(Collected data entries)

+--

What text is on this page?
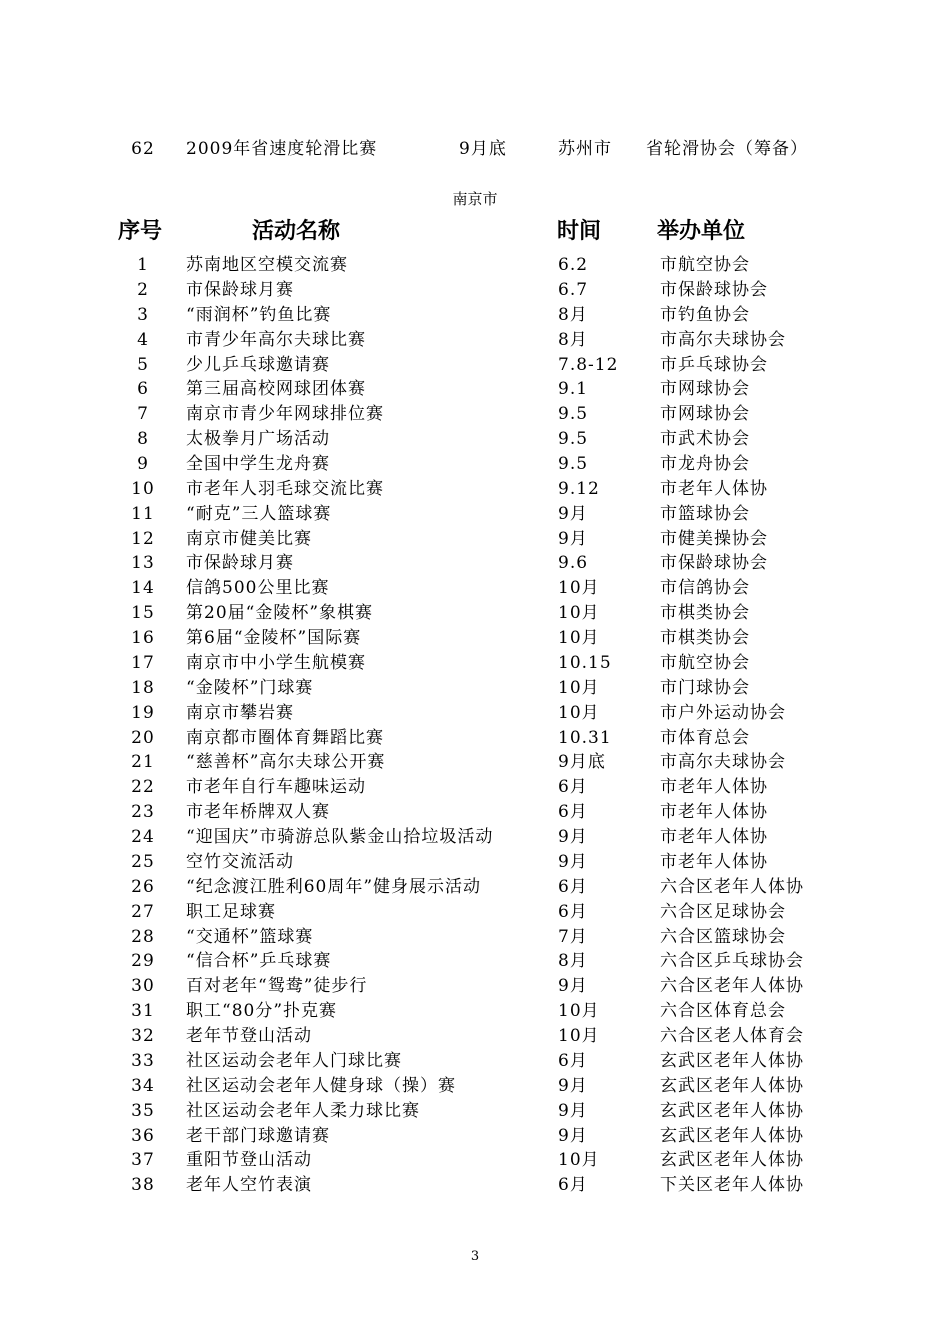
62	2009年省速度轮滑比赛	9月底	苏州市 省轮滑协会（筹备）
南京市
序号	活动名称	时间	举办单位
1	苏南地区空模交流赛	6.2	市航空协会
2	市保龄球月赛	6.7	市保龄球协会
3	“雨润杯”钓鱼比赛	8月	市钓鱼协会
4	市青少年高尔夫球比赛	8月	市高尔夫球协会
5	少儿乒乓球邀请赛	7.8-12 市乒乓球协会
6	第三届高校网球团体赛	9.1	市网球协会
7	南京市青少年网球排位赛	9.5	市网球协会
8	太极拳月广场活动	9.5	市武术协会
9	全国中学生龙舟赛	9.5	市龙舟协会
10	市老年人羽毛球交流比赛	9.12	市老年人体协
11	“耐克”三人篮球赛	9月	市篮球协会
12	南京市健美比赛	9月	市健美操协会
13	市保龄球月赛	9.6	市保龄球协会
14	信鸽500公里比赛	10月	市信鸽协会
15	第20届“金陵杯”象棋赛	10月	市棋类协会
16	第6届“金陵杯”国际赛	10月	市棋类协会
17	南京市中小学生航模赛	10.15	市航空协会
18	“金陵杯”门球赛	10月	市门球协会
19	南京市攀岩赛	10月	市户外运动协会
20	南京都市圈体育舞蹈比赛	10.31	市体育总会
21	“慈善杯”高尔夫球公开赛	9月底	市高尔夫球协会
22	市老年自行车趣味运动	6月	市老年人体协
23	市老年桥牌双人赛	6月	市老年人体协
24	“迎国庆”市骑游总队紫金山拾垃圾活动	9月	市老年人体协
25	空竹交流活动	9月	市老年人体协
26	“纪念渡江胜利60周年”健身展示活动	6月	六合区老年人体协
27	职工足球赛	6月	六合区足球协会
28	“交通杯”篮球赛	7月	六合区篮球协会
29	“信合杯”乒乓球赛	8月	六合区乒乓球协会
30	百对老年“鸳鸯”徒步行	9月	六合区老年人体协
31	职工“80分”扑克赛	10月	六合区体育总会
32	老年节登山活动	10月	六合区老人体育会
33	社区运动会老年人门球比赛	6月	玄武区老年人体协
34	社区运动会老年人健身球（操）赛	9月	玄武区老年人体协
35	社区运动会老年人柔力球比赛	9月	玄武区老年人体协
36	老干部门球邀请赛	9月	玄武区老年人体协
37	重阳节登山活动	10月	玄武区老年人体协
38	老年人空竹表演	6月	下关区老年人体协
3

+--

> Exercise directions
Pull out all lines in the data above that include "市网球协会".

> Exercise result
6	第三届高校网球团体赛	9.1	市网球协会
7	南京市青少年网球排位赛	9.5	市网球协会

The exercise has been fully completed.